Task requirements -> Your task is to transcribe each record exactly and to omit every image.
━━━━━ Study material
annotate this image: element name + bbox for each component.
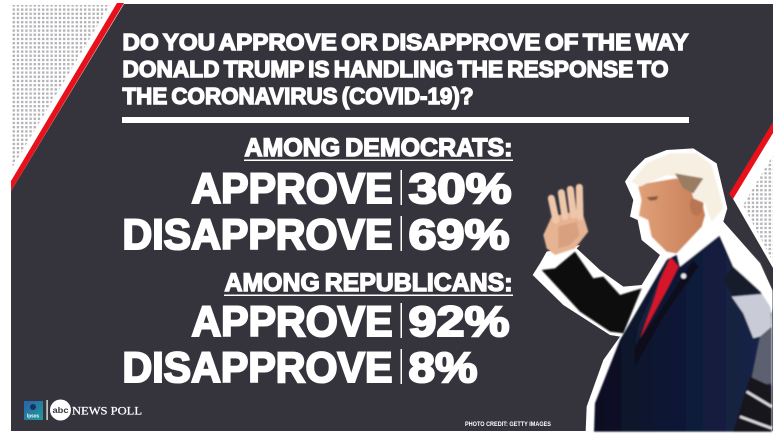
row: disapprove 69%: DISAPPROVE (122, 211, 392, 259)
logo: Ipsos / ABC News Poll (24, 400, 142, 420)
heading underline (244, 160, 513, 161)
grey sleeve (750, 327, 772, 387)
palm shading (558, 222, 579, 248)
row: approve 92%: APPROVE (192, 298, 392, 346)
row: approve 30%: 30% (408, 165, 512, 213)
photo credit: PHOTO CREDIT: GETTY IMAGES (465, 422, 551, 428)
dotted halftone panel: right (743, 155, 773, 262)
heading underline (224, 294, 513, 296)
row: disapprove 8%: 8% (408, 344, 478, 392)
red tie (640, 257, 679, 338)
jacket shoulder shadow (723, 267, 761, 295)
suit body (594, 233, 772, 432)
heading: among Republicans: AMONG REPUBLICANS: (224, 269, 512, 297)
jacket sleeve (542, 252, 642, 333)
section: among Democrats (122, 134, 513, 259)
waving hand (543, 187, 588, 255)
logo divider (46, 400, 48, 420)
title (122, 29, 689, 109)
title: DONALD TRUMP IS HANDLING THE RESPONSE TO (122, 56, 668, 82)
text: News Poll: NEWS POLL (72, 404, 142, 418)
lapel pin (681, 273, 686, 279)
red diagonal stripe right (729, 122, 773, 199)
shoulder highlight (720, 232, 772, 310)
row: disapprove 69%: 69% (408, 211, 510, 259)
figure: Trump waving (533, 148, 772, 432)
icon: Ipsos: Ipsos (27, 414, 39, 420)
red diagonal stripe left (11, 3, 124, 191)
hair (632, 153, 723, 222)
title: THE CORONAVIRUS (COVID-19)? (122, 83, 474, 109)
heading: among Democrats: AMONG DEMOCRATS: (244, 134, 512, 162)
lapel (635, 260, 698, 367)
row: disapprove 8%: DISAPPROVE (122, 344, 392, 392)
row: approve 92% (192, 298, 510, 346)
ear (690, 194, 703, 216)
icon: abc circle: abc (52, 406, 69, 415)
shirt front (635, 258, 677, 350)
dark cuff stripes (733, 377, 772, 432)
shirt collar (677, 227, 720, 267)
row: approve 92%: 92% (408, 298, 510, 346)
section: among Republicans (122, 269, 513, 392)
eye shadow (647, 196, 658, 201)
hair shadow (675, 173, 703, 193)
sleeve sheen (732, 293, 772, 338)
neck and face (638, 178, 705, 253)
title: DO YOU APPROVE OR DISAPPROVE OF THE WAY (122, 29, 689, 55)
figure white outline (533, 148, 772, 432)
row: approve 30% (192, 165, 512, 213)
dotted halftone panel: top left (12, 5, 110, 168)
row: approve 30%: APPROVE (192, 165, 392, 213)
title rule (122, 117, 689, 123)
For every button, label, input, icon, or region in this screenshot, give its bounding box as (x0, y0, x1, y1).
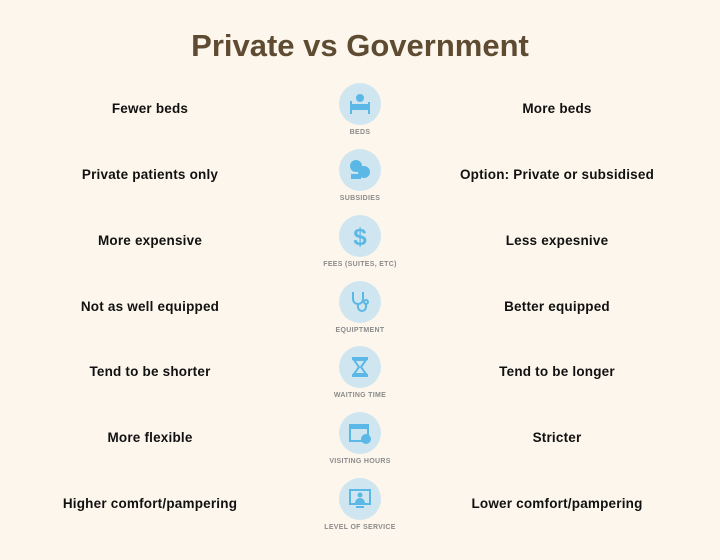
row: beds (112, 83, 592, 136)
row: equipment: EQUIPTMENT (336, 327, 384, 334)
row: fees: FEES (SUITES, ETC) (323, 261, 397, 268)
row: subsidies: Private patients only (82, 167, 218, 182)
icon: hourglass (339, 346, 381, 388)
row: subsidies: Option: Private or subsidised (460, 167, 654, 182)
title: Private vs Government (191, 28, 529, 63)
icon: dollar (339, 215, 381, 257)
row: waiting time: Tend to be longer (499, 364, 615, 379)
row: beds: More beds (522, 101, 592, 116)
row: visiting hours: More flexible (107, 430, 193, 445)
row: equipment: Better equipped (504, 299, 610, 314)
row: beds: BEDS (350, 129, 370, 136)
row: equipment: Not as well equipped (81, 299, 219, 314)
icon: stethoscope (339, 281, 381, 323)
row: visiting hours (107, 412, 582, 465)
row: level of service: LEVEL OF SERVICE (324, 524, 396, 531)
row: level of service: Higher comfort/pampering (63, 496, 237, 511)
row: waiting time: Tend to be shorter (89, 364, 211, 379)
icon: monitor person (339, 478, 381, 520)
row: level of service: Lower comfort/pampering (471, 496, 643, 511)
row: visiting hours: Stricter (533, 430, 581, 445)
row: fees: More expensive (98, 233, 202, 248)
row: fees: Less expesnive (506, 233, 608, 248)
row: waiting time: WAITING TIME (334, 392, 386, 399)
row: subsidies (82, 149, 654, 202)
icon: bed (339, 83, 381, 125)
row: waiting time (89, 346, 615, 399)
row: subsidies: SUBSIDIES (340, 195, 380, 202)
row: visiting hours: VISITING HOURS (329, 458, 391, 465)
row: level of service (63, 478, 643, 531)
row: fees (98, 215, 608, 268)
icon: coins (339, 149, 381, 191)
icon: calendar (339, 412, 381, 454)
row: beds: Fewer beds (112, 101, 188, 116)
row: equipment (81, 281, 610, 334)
━━━━━━━━━━
Problem solution ->
annotate this image: element name + bbox for each component.
row: disapprove 69%: DISAPPROVE (122, 211, 392, 259)
logo: Ipsos / ABC News Poll (24, 400, 142, 420)
heading underline (244, 160, 513, 161)
grey sleeve (750, 327, 772, 387)
palm shading (558, 222, 579, 248)
row: approve 92%: APPROVE (192, 298, 392, 346)
row: approve 30%: 30% (408, 165, 512, 213)
photo credit: PHOTO CREDIT: GETTY IMAGES (465, 422, 551, 428)
dotted halftone panel: right (743, 155, 773, 262)
heading underline (224, 294, 513, 296)
row: disapprove 8%: 8% (408, 344, 478, 392)
red tie (640, 257, 679, 338)
jacket shoulder shadow (723, 267, 761, 295)
suit body (594, 233, 772, 432)
heading: among Republicans: AMONG REPUBLICANS: (224, 269, 512, 297)
jacket sleeve (542, 252, 642, 333)
section: among Democrats (122, 134, 513, 259)
waving hand (543, 187, 588, 255)
logo divider (46, 400, 48, 420)
title (122, 29, 689, 109)
title: DONALD TRUMP IS HANDLING THE RESPONSE TO (122, 56, 668, 82)
text: News Poll: NEWS POLL (72, 404, 142, 418)
lapel pin (681, 273, 686, 279)
red diagonal stripe right (729, 122, 773, 199)
shoulder highlight (720, 232, 772, 310)
row: disapprove 69%: 69% (408, 211, 510, 259)
figure: Trump waving (533, 148, 772, 432)
icon: Ipsos: Ipsos (27, 414, 39, 420)
red diagonal stripe left (11, 3, 124, 191)
hair (632, 153, 723, 222)
title: THE CORONAVIRUS (COVID-19)? (122, 83, 474, 109)
heading: among Democrats: AMONG DEMOCRATS: (244, 134, 512, 162)
lapel (635, 260, 698, 367)
row: disapprove 8%: DISAPPROVE (122, 344, 392, 392)
row: approve 92% (192, 298, 510, 346)
ear (690, 194, 703, 216)
icon: abc circle: abc (52, 406, 69, 415)
shirt front (635, 258, 677, 350)
dark cuff stripes (733, 377, 772, 432)
shirt collar (677, 227, 720, 267)
row: approve 92%: 92% (408, 298, 510, 346)
section: among Republicans (122, 269, 513, 392)
eye shadow (647, 196, 658, 201)
hair shadow (675, 173, 703, 193)
sleeve sheen (732, 293, 772, 338)
neck and face (638, 178, 705, 253)
title: DO YOU APPROVE OR DISAPPROVE OF THE WAY (122, 29, 689, 55)
figure white outline (533, 148, 772, 432)
row: approve 30% (192, 165, 512, 213)
dotted halftone panel: top left (12, 5, 110, 168)
row: approve 30%: APPROVE (192, 165, 392, 213)
title rule (122, 117, 689, 123)
For every button, label, input, icon, or region in this screenshot, give its bounding box as (x0, y0, x1, y1).
row: beds (112, 83, 592, 136)
row: equipment: EQUIPTMENT (336, 327, 384, 334)
row: fees: FEES (SUITES, ETC) (323, 261, 397, 268)
row: subsidies: Private patients only (82, 167, 218, 182)
icon: hourglass (339, 346, 381, 388)
row: subsidies: Option: Private or subsidised (460, 167, 654, 182)
title: Private vs Government (191, 28, 529, 63)
icon: dollar (339, 215, 381, 257)
row: waiting time: Tend to be longer (499, 364, 615, 379)
row: beds: More beds (522, 101, 592, 116)
row: visiting hours: More flexible (107, 430, 193, 445)
row: equipment: Better equipped (504, 299, 610, 314)
row: beds: BEDS (350, 129, 370, 136)
row: equipment: Not as well equipped (81, 299, 219, 314)
icon: stethoscope (339, 281, 381, 323)
row: visiting hours (107, 412, 582, 465)
row: level of service: LEVEL OF SERVICE (324, 524, 396, 531)
row: level of service: Higher comfort/pampering (63, 496, 237, 511)
row: waiting time: Tend to be shorter (89, 364, 211, 379)
icon: monitor person (339, 478, 381, 520)
row: level of service: Lower comfort/pampering (471, 496, 643, 511)
row: visiting hours: Stricter (533, 430, 581, 445)
row: fees: More expensive (98, 233, 202, 248)
row: fees: Less expesnive (506, 233, 608, 248)
row: waiting time: WAITING TIME (334, 392, 386, 399)
row: subsidies (82, 149, 654, 202)
icon: bed (339, 83, 381, 125)
row: waiting time (89, 346, 615, 399)
row: subsidies: SUBSIDIES (340, 195, 380, 202)
row: visiting hours: VISITING HOURS (329, 458, 391, 465)
row: level of service (63, 478, 643, 531)
row: fees (98, 215, 608, 268)
icon: coins (339, 149, 381, 191)
icon: calendar (339, 412, 381, 454)
row: beds: Fewer beds (112, 101, 188, 116)
row: equipment (81, 281, 610, 334)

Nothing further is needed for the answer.